▶ _WHAT YOU WILL DO_: Pick out the lines below that contain the string "content" and copy them all.

▶ _DATA SECTION_:
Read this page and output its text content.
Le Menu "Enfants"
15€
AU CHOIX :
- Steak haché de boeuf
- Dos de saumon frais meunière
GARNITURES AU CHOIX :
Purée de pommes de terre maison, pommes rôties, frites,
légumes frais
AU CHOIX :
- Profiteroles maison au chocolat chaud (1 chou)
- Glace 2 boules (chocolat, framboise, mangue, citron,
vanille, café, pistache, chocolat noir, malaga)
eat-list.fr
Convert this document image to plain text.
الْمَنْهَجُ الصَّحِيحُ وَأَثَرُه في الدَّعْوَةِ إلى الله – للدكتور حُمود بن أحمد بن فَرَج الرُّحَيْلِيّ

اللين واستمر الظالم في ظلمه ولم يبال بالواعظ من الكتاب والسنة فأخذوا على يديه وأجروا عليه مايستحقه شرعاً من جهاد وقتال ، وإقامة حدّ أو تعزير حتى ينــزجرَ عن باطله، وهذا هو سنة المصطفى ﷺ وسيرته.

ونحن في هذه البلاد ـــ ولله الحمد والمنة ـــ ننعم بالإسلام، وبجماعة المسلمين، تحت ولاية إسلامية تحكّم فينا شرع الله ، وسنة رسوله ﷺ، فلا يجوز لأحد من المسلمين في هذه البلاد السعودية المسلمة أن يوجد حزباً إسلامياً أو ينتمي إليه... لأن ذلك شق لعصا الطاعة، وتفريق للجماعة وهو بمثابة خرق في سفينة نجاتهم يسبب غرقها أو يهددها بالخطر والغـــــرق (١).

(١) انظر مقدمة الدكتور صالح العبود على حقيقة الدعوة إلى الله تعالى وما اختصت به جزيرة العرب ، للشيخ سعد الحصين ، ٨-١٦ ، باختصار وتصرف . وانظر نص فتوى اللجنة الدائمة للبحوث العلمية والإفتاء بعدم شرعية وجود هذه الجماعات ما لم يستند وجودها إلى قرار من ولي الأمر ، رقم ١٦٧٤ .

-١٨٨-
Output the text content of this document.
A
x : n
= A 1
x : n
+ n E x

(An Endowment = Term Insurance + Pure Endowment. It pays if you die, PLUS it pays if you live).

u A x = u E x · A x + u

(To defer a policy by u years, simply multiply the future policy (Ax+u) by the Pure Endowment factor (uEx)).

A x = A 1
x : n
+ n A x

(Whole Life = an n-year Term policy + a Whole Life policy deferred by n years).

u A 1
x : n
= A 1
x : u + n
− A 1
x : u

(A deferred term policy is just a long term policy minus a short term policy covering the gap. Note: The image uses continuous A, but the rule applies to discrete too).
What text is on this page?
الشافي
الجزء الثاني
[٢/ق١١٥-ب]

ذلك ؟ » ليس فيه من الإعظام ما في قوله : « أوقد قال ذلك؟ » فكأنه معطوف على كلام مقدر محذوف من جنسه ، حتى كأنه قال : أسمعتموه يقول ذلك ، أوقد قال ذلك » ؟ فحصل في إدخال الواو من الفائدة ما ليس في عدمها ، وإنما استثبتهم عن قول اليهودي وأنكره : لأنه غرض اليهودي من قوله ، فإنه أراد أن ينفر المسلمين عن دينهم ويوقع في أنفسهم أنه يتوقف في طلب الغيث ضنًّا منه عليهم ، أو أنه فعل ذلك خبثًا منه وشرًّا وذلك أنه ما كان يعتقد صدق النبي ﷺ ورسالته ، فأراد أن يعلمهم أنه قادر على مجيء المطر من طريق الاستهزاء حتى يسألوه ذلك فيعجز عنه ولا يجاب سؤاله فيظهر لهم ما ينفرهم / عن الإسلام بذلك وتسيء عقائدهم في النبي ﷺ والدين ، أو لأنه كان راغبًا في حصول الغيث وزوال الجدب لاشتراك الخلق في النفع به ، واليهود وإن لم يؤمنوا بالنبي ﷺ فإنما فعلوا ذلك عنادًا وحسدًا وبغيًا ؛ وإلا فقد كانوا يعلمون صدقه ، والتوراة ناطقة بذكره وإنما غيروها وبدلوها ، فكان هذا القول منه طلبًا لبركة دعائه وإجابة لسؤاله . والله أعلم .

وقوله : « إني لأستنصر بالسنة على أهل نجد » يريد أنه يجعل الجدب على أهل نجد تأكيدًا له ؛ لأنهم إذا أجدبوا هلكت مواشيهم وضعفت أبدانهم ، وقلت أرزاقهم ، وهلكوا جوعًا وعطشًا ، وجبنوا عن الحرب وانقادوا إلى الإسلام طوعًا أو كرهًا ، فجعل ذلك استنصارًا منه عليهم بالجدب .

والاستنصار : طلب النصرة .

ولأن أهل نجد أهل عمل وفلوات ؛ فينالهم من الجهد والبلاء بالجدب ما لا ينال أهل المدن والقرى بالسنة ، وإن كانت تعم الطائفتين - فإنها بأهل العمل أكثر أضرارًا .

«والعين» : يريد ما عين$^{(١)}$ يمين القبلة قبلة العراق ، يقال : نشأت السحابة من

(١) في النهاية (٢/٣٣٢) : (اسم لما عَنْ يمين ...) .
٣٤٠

▶ _RESPONSE FOR THIS EXERCISE_:
Read this page and output its text content.
Output the text content of this document.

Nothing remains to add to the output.